• _Saved data entries_
___
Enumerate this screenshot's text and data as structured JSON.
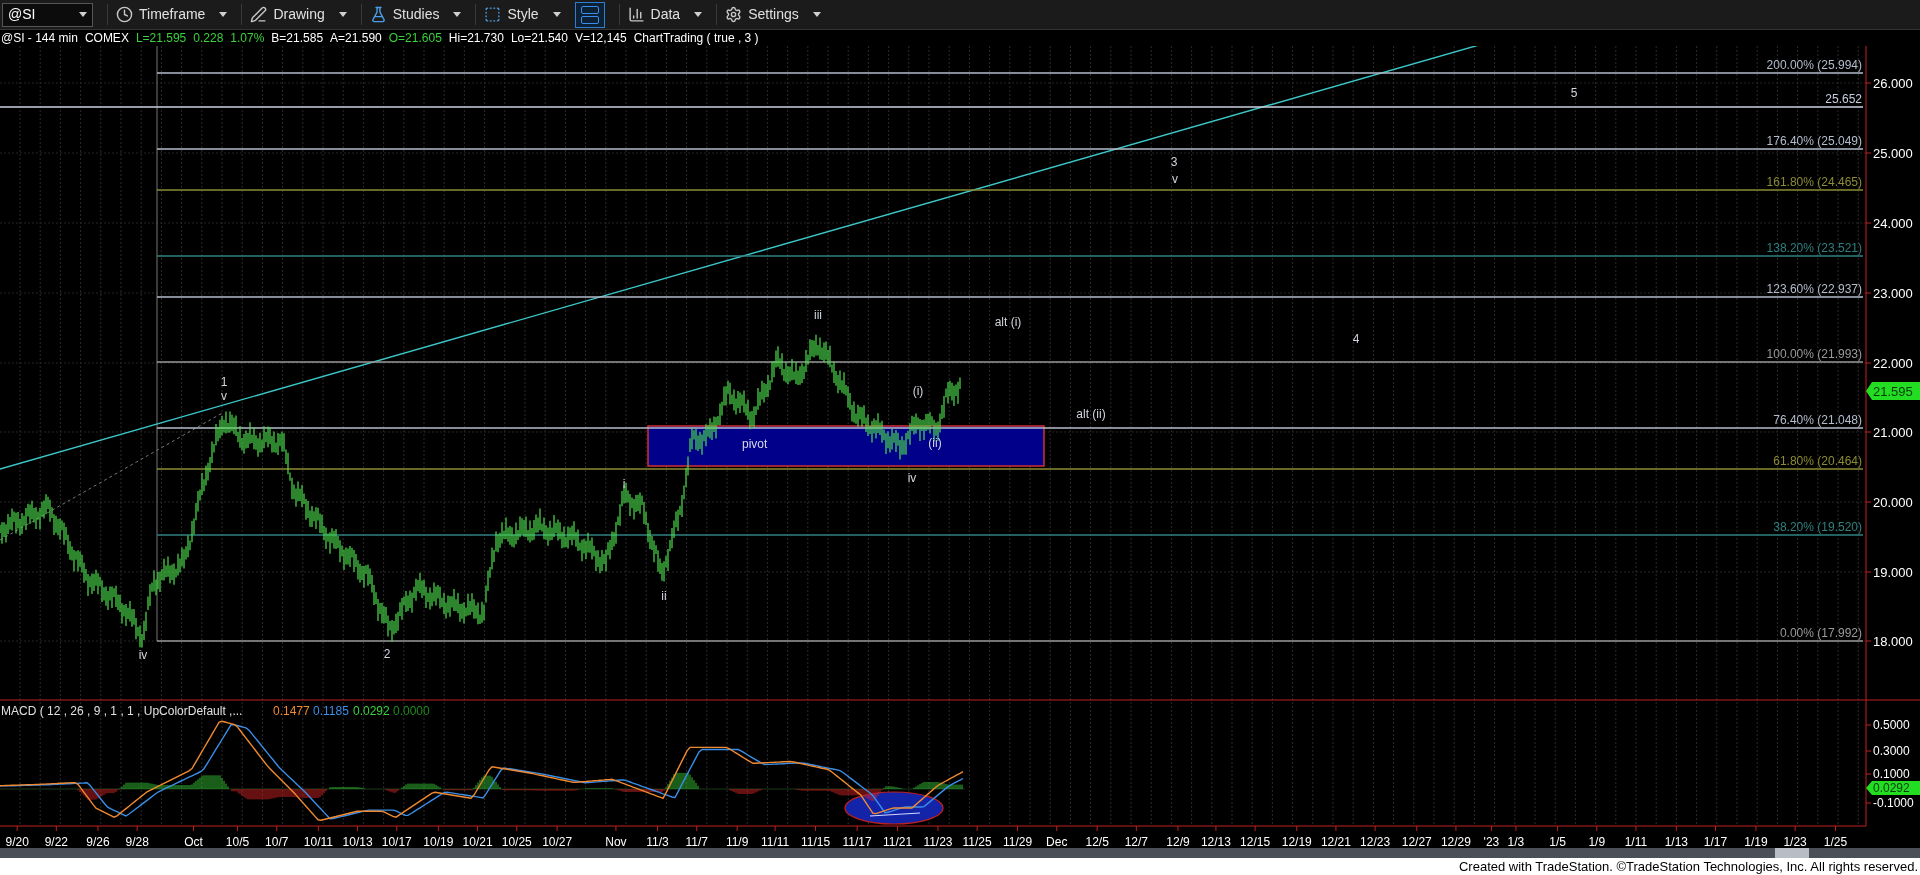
{
  "toolbar": {
    "symbol": "@SI",
    "menus": [
      {
        "label": "Timeframe"
      },
      {
        "label": "Drawing"
      },
      {
        "label": "Studies"
      },
      {
        "label": "Style"
      },
      {
        "label": "Data"
      },
      {
        "label": "Settings"
      }
    ],
    "layout_toggle": {
      "selected": true
    }
  },
  "info_line": [
    {
      "text": "@SI - 144 min",
      "color": "#ffffff"
    },
    {
      "text": "COMEX",
      "color": "#ffffff"
    },
    {
      "text": "L=21.595",
      "color": "#3ad13a"
    },
    {
      "text": "0.228",
      "color": "#3ad13a"
    },
    {
      "text": "1.07%",
      "color": "#3ad13a"
    },
    {
      "text": "B=21.585",
      "color": "#ffffff"
    },
    {
      "text": "A=21.590",
      "color": "#ffffff"
    },
    {
      "text": "O=21.605",
      "color": "#3ad13a"
    },
    {
      "text": "Hi=21.730",
      "color": "#ffffff"
    },
    {
      "text": "Lo=21.540",
      "color": "#ffffff"
    },
    {
      "text": "V=12,145",
      "color": "#ffffff"
    },
    {
      "text": "ChartTrading ( true , 3 )",
      "color": "#ffffff"
    }
  ],
  "price_axis": {
    "ticks": [
      "26.000",
      "25.000",
      "24.000",
      "23.000",
      "22.000",
      "21.000",
      "20.000",
      "19.000",
      "18.000"
    ],
    "last_price": "21.595"
  },
  "fib_levels": [
    {
      "label": "200.00% (25.994)",
      "color": "#b4bccc"
    },
    {
      "label": "25.652",
      "color": "#c8d0e0"
    },
    {
      "label": "176.40% (25.049)",
      "color": "#b4bccc"
    },
    {
      "label": "161.80% (24.465)",
      "color": "#8c8c34"
    },
    {
      "label": "138.20% (23.521)",
      "color": "#2f8080"
    },
    {
      "label": "123.60% (22.937)",
      "color": "#b4bccc"
    },
    {
      "label": "100.00% (21.993)",
      "color": "#9a9a9a"
    },
    {
      "label": "76.40% (21.048)",
      "color": "#b4bccc"
    },
    {
      "label": "61.80% (20.464)",
      "color": "#8c8c34"
    },
    {
      "label": "38.20% (19.520)",
      "color": "#2f8080"
    },
    {
      "label": "0.00% (17.992)",
      "color": "#9a9a9a"
    }
  ],
  "zone": {
    "label": "pivot"
  },
  "wave_labels": [
    "1",
    "v",
    "iv",
    "2",
    "i",
    "ii",
    "iii",
    "iv",
    "(i)",
    "(ii)",
    "alt (i)",
    "alt (ii)",
    "3",
    "v",
    "4",
    "5"
  ],
  "macd": {
    "title": "MACD ( 12 , 26 , 9 , 1 , 1 , UpColorDefault ,...",
    "values": [
      {
        "text": "0.1477",
        "color": "#f08a30"
      },
      {
        "text": "0.1185",
        "color": "#3a8ee8"
      },
      {
        "text": "0.0292",
        "color": "#3ad13a"
      },
      {
        "text": "0.0000",
        "color": "#1f8a1f"
      }
    ],
    "ticks": [
      "0.5000",
      "0.3000",
      "0.1000",
      "-0.1000"
    ],
    "last_value": "0.0292"
  },
  "dates": [
    "9/20",
    "9/22",
    "9/26",
    "9/28",
    "Oct",
    "10/5",
    "10/7",
    "10/11",
    "10/13",
    "10/17",
    "10/19",
    "10/21",
    "10/25",
    "10/27",
    "Nov",
    "11/3",
    "11/7",
    "11/9",
    "11/11",
    "11/15",
    "11/17",
    "11/21",
    "11/23",
    "11/25",
    "11/29",
    "Dec",
    "12/5",
    "12/7",
    "12/9",
    "12/13",
    "12/15",
    "12/19",
    "12/21",
    "12/23",
    "12/27",
    "12/29",
    "'23",
    "1/3",
    "1/5",
    "1/9",
    "1/11",
    "1/13",
    "1/17",
    "1/19",
    "1/23",
    "1/25"
  ],
  "footer": "Created with TradeStation. ©TradeStation Technologies, Inc. All rights reserved."
}
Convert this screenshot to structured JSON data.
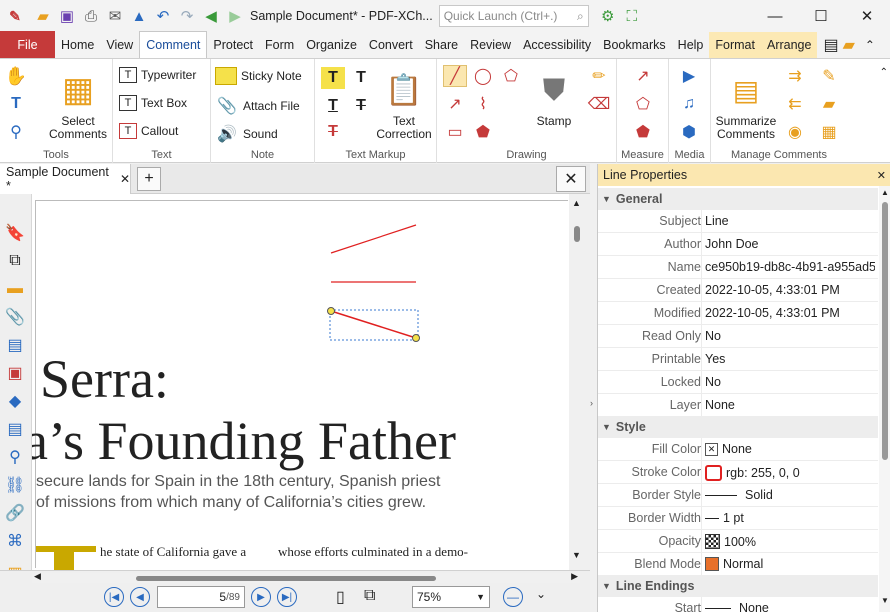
___
• _EXERCISE BRIEF_
Reply with one number only: the count of lines in the entries that contain "true".

• _REPLY TO THE EXERCISE_
2